**Available records**
---*---

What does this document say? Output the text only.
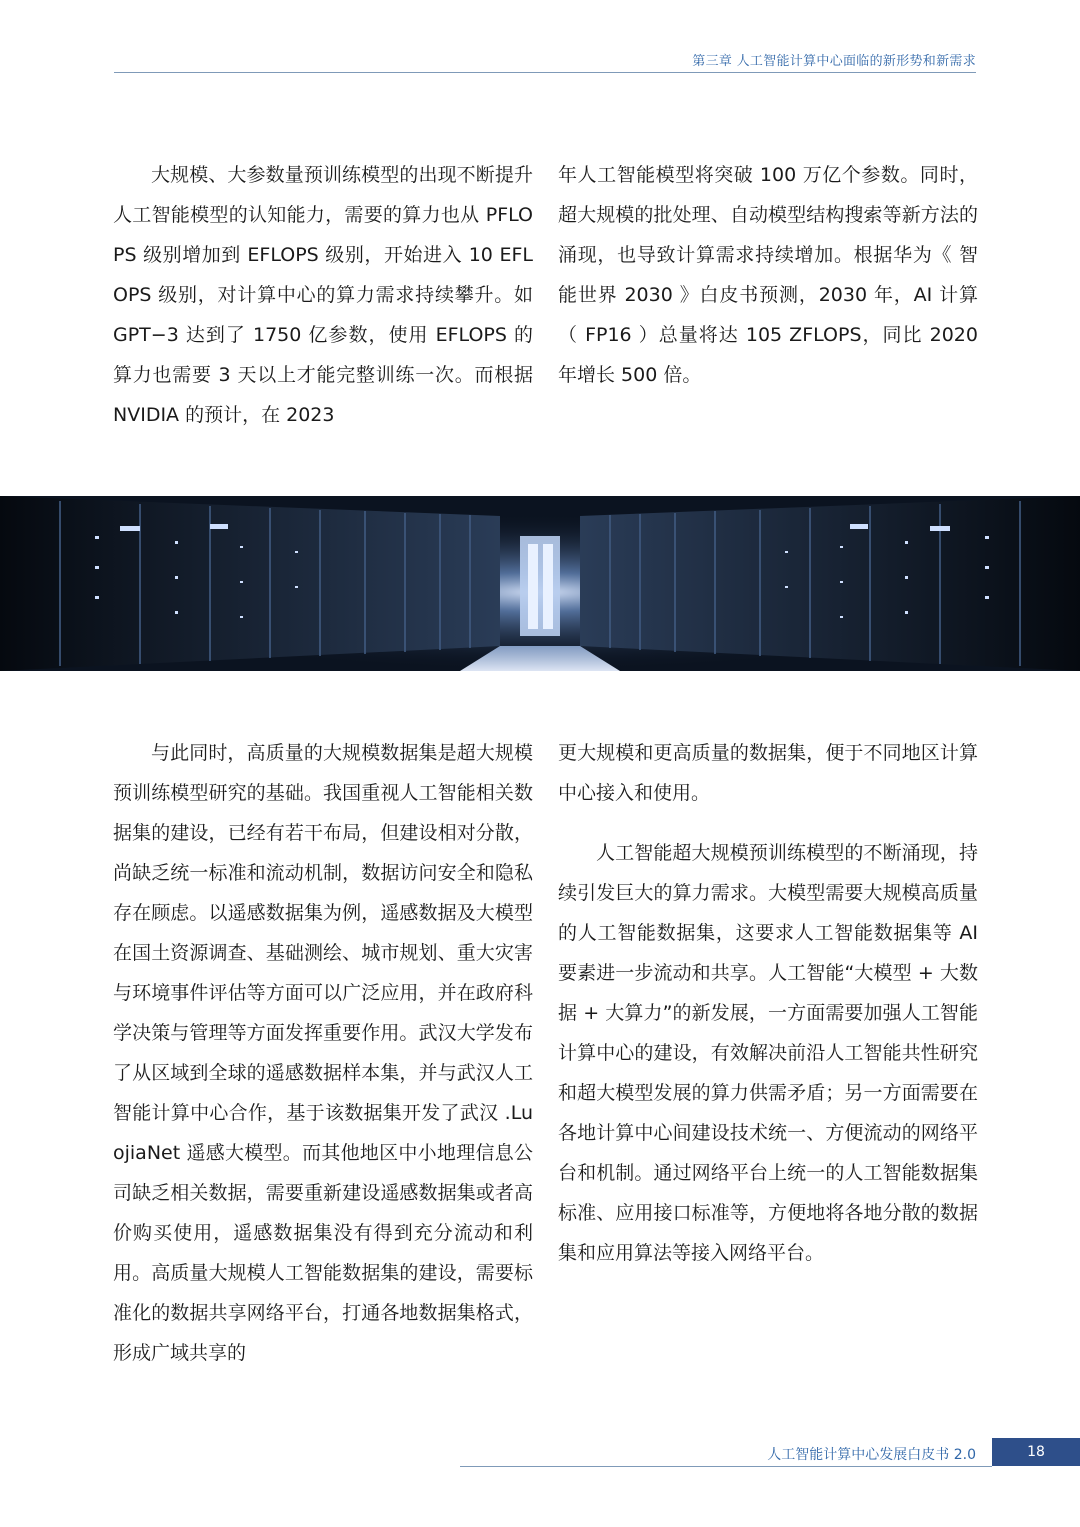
第三章 人工智能计算中心面临的新形势和新需求

大规模、大参数量预训练模型的出现不断提升人工智能模型的认知能力，需要的算力也从 PFLOPS 级别增加到 EFLOPS 级别，开始进入 10 EFLOPS 级别，对计算中心的算力需求持续攀升。如 GPT−3 达到了 1750 亿参数，使用 EFLOPS 的算力也需要 3 天以上才能完整训练一次。而根据 NVIDIA 的预计，在 2023

年人工智能模型将突破 100 万亿个参数。同时，超大规模的批处理、自动模型结构搜索等新方法的涌现，也导致计算需求持续增加。根据华为《 智能世界 2030 》白皮书预测，2030 年，AI 计算（ FP16 ）总量将达 105 ZFLOPS，同比 2020 年增长 500 倍。

与此同时，高质量的大规模数据集是超大规模预训练模型研究的基础。我国重视人工智能相关数据集的建设，已经有若干布局，但建设相对分散，尚缺乏统一标准和流动机制，数据访问安全和隐私存在顾虑。以遥感数据集为例，遥感数据及大模型在国土资源调查、基础测绘、城市规划、重大灾害与环境事件评估等方面可以广泛应用，并在政府科学决策与管理等方面发挥重要作用。武汉大学发布了从区域到全球的遥感数据样本集，并与武汉人工智能计算中心合作，基于该数据集开发了武汉 .LuojiaNet 遥感大模型。而其他地区中小地理信息公司缺乏相关数据，需要重新建设遥感数据集或者高价购买使用，遥感数据集没有得到充分流动和利用。高质量大规模人工智能数据集的建设，需要标准化的数据共享网络平台，打通各地数据集格式，形成广域共享的

更大规模和更高质量的数据集，便于不同地区计算中心接入和使用。

人工智能超大规模预训练模型的不断涌现，持续引发巨大的算力需求。大模型需要大规模高质量的人工智能数据集，这要求人工智能数据集等 AI 要素进一步流动和共享。人工智能“大模型 + 大数据 + 大算力”的新发展，一方面需要加强人工智能计算中心的建设，有效解决前沿人工智能共性研究和超大模型发展的算力供需矛盾；另一方面需要在各地计算中心间建设技术统一、方便流动的网络平台和机制。通过网络平台上统一的人工智能数据集标准、应用接口标准等，方便地将各地分散的数据集和应用算法等接入网络平台。

人工智能计算中心发展白皮书 2.0	18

---*---

**Objective**
Give back every line exactly as it stands, pictures excluded.

**Solution to the exercise**
What does this document say? Output the text only.
第三章 人工智能计算中心面临的新形势和新需求

大规模、大参数量预训练模型的出现不断提升人工智能模型的认知能力，需要的算力也从 PFLOPS 级别增加到 EFLOPS 级别，开始进入 10 EFLOPS 级别，对计算中心的算力需求持续攀升。如 GPT−3 达到了 1750 亿参数，使用 EFLOPS 的算力也需要 3 天以上才能完整训练一次。而根据 NVIDIA 的预计，在 2023

年人工智能模型将突破 100 万亿个参数。同时，超大规模的批处理、自动模型结构搜索等新方法的涌现，也导致计算需求持续增加。根据华为《 智能世界 2030 》白皮书预测，2030 年，AI 计算（ FP16 ）总量将达 105 ZFLOPS，同比 2020 年增长 500 倍。

与此同时，高质量的大规模数据集是超大规模预训练模型研究的基础。我国重视人工智能相关数据集的建设，已经有若干布局，但建设相对分散，尚缺乏统一标准和流动机制，数据访问安全和隐私存在顾虑。以遥感数据集为例，遥感数据及大模型在国土资源调查、基础测绘、城市规划、重大灾害与环境事件评估等方面可以广泛应用，并在政府科学决策与管理等方面发挥重要作用。武汉大学发布了从区域到全球的遥感数据样本集，并与武汉人工智能计算中心合作，基于该数据集开发了武汉 .LuojiaNet 遥感大模型。而其他地区中小地理信息公司缺乏相关数据，需要重新建设遥感数据集或者高价购买使用，遥感数据集没有得到充分流动和利用。高质量大规模人工智能数据集的建设，需要标准化的数据共享网络平台，打通各地数据集格式，形成广域共享的

更大规模和更高质量的数据集，便于不同地区计算中心接入和使用。

人工智能超大规模预训练模型的不断涌现，持续引发巨大的算力需求。大模型需要大规模高质量的人工智能数据集，这要求人工智能数据集等 AI 要素进一步流动和共享。人工智能“大模型 + 大数据 + 大算力”的新发展，一方面需要加强人工智能计算中心的建设，有效解决前沿人工智能共性研究和超大模型发展的算力供需矛盾；另一方面需要在各地计算中心间建设技术统一、方便流动的网络平台和机制。通过网络平台上统一的人工智能数据集标准、应用接口标准等，方便地将各地分散的数据集和应用算法等接入网络平台。

人工智能计算中心发展白皮书 2.0	18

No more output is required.